## Brief
Repeat each line exactly, leaving nothing out.

— start —

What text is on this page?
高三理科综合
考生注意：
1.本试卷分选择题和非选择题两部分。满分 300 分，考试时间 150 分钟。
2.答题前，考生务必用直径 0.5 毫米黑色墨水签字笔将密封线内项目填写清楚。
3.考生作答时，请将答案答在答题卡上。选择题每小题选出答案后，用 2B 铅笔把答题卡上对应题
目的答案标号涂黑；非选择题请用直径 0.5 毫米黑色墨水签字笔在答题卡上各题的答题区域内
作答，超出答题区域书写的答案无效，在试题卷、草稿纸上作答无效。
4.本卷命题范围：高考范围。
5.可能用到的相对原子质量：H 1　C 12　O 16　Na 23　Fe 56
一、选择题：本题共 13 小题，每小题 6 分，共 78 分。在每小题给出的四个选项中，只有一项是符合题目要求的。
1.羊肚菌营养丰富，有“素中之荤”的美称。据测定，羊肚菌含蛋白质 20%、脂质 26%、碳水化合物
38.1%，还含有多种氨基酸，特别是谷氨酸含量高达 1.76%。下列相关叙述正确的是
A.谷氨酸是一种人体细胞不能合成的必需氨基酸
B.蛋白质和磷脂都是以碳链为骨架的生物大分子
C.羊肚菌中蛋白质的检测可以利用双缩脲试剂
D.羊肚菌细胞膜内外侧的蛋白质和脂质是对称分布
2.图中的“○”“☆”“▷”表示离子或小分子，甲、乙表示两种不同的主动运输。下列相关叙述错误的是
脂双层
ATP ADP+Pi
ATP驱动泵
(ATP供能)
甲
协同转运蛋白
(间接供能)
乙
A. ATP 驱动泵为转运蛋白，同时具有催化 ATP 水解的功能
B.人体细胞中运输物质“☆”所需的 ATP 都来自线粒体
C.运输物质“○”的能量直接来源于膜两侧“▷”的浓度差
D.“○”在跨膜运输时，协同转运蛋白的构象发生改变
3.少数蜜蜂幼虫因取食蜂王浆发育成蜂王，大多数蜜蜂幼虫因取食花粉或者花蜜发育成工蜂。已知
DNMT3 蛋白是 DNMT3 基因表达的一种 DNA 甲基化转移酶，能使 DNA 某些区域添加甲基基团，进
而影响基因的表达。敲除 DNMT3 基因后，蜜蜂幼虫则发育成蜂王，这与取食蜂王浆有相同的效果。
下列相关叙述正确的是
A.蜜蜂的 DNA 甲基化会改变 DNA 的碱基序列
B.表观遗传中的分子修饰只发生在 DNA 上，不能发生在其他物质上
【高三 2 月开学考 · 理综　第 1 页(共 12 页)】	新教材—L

— end —

## Reply
What text is on this page?
高三理科综合
考生注意：
1.本试卷分选择题和非选择题两部分。满分 300 分，考试时间 150 分钟。
2.答题前，考生务必用直径 0.5 毫米黑色墨水签字笔将密封线内项目填写清楚。
3.考生作答时，请将答案答在答题卡上。选择题每小题选出答案后，用 2B 铅笔把答题卡上对应题
目的答案标号涂黑；非选择题请用直径 0.5 毫米黑色墨水签字笔在答题卡上各题的答题区域内
作答，超出答题区域书写的答案无效，在试题卷、草稿纸上作答无效。
4.本卷命题范围：高考范围。
5.可能用到的相对原子质量：H 1　C 12　O 16　Na 23　Fe 56
一、选择题：本题共 13 小题，每小题 6 分，共 78 分。在每小题给出的四个选项中，只有一项是符合题目要求的。
1.羊肚菌营养丰富，有“素中之荤”的美称。据测定，羊肚菌含蛋白质 20%、脂质 26%、碳水化合物
38.1%，还含有多种氨基酸，特别是谷氨酸含量高达 1.76%。下列相关叙述正确的是
A.谷氨酸是一种人体细胞不能合成的必需氨基酸
B.蛋白质和磷脂都是以碳链为骨架的生物大分子
C.羊肚菌中蛋白质的检测可以利用双缩脲试剂
D.羊肚菌细胞膜内外侧的蛋白质和脂质是对称分布
2.图中的“○”“☆”“▷”表示离子或小分子，甲、乙表示两种不同的主动运输。下列相关叙述错误的是
脂双层
ATP ADP+Pi
ATP驱动泵
(ATP供能)
甲
协同转运蛋白
(间接供能)
乙
A. ATP 驱动泵为转运蛋白，同时具有催化 ATP 水解的功能
B.人体细胞中运输物质“☆”所需的 ATP 都来自线粒体
C.运输物质“○”的能量直接来源于膜两侧“▷”的浓度差
D.“○”在跨膜运输时，协同转运蛋白的构象发生改变
3.少数蜜蜂幼虫因取食蜂王浆发育成蜂王，大多数蜜蜂幼虫因取食花粉或者花蜜发育成工蜂。已知
DNMT3 蛋白是 DNMT3 基因表达的一种 DNA 甲基化转移酶，能使 DNA 某些区域添加甲基基团，进
而影响基因的表达。敲除 DNMT3 基因后，蜜蜂幼虫则发育成蜂王，这与取食蜂王浆有相同的效果。
下列相关叙述正确的是
A.蜜蜂的 DNA 甲基化会改变 DNA 的碱基序列
B.表观遗传中的分子修饰只发生在 DNA 上，不能发生在其他物质上
【高三 2 月开学考 · 理综　第 1 页(共 12 页)】	新教材—L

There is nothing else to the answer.